Work to complete: Print every entry word for word, but omit the pictures.

Material provided:
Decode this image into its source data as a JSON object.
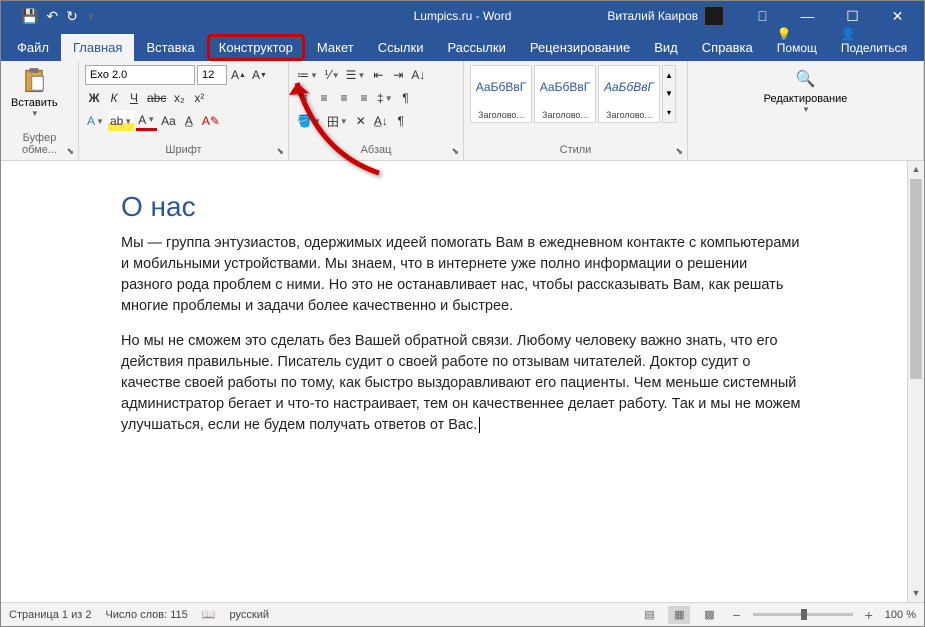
{
  "titlebar": {
    "title": "Lumpics.ru - Word",
    "user": "Виталий Каиров"
  },
  "tabs": {
    "file": "Файл",
    "home": "Главная",
    "insert": "Вставка",
    "design": "Конструктор",
    "layout": "Макет",
    "references": "Ссылки",
    "mailings": "Рассылки",
    "review": "Рецензирование",
    "view": "Вид",
    "help": "Справка",
    "tell_me": "Помощ",
    "share": "Поделиться"
  },
  "ribbon": {
    "clipboard": {
      "paste": "Вставить",
      "group": "Буфер обме..."
    },
    "font": {
      "name": "Exo 2.0",
      "size": "12",
      "group": "Шрифт",
      "bold": "Ж",
      "italic": "К",
      "underline": "Ч",
      "strike": "abc",
      "sub": "x₂",
      "sup": "x²",
      "grow": "A",
      "shrink": "A",
      "case": "Aa",
      "clear": "A"
    },
    "paragraph": {
      "group": "Абзац"
    },
    "styles": {
      "group": "Стили",
      "preview": "АаБбВвГ",
      "items": [
        "Заголово...",
        "Заголово...",
        "Заголово..."
      ]
    },
    "editing": {
      "label": "Редактирование"
    }
  },
  "document": {
    "heading": "О нас",
    "p1": "Мы — группа энтузиастов, одержимых идеей помогать Вам в ежедневном контакте с компьютерами и мобильными устройствами. Мы знаем, что в интернете уже полно информации о решении разного рода проблем с ними. Но это не останавливает нас, чтобы рассказывать Вам, как решать многие проблемы и задачи более качественно и быстрее.",
    "p2": "Но мы не сможем это сделать без Вашей обратной связи. Любому человеку важно знать, что его действия правильные. Писатель судит о своей работе по отзывам читателей. Доктор судит о качестве своей работы по тому, как быстро выздоравливают его пациенты. Чем меньше системный администратор бегает и что-то настраивает, тем он качественнее делает работу. Так и мы не можем улучшаться, если не будем получать ответов от Вас."
  },
  "statusbar": {
    "page": "Страница 1 из 2",
    "words": "Число слов: 115",
    "lang": "русский",
    "zoom": "100 %"
  }
}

Answer below:
Decode this image into its source data as a JSON object.
{
  "titlebar": {
    "title": "Lumpics.ru - Word",
    "user": "Виталий Каиров"
  },
  "tabs": {
    "file": "Файл",
    "home": "Главная",
    "insert": "Вставка",
    "design": "Конструктор",
    "layout": "Макет",
    "references": "Ссылки",
    "mailings": "Рассылки",
    "review": "Рецензирование",
    "view": "Вид",
    "help": "Справка",
    "tell_me": "Помощ",
    "share": "Поделиться"
  },
  "ribbon": {
    "clipboard": {
      "paste": "Вставить",
      "group": "Буфер обме..."
    },
    "font": {
      "name": "Exo 2.0",
      "size": "12",
      "group": "Шрифт",
      "bold": "Ж",
      "italic": "К",
      "underline": "Ч",
      "strike": "abc",
      "sub": "x₂",
      "sup": "x²",
      "grow": "A",
      "shrink": "A",
      "case": "Aa",
      "clear": "A"
    },
    "paragraph": {
      "group": "Абзац"
    },
    "styles": {
      "group": "Стили",
      "preview": "АаБбВвГ",
      "items": [
        "Заголово...",
        "Заголово...",
        "Заголово..."
      ]
    },
    "editing": {
      "label": "Редактирование"
    }
  },
  "document": {
    "heading": "О нас",
    "p1": "Мы — группа энтузиастов, одержимых идеей помогать Вам в ежедневном контакте с компьютерами и мобильными устройствами. Мы знаем, что в интернете уже полно информации о решении разного рода проблем с ними. Но это не останавливает нас, чтобы рассказывать Вам, как решать многие проблемы и задачи более качественно и быстрее.",
    "p2": "Но мы не сможем это сделать без Вашей обратной связи. Любому человеку важно знать, что его действия правильные. Писатель судит о своей работе по отзывам читателей. Доктор судит о качестве своей работы по тому, как быстро выздоравливают его пациенты. Чем меньше системный администратор бегает и что-то настраивает, тем он качественнее делает работу. Так и мы не можем улучшаться, если не будем получать ответов от Вас."
  },
  "statusbar": {
    "page": "Страница 1 из 2",
    "words": "Число слов: 115",
    "lang": "русский",
    "zoom": "100 %"
  }
}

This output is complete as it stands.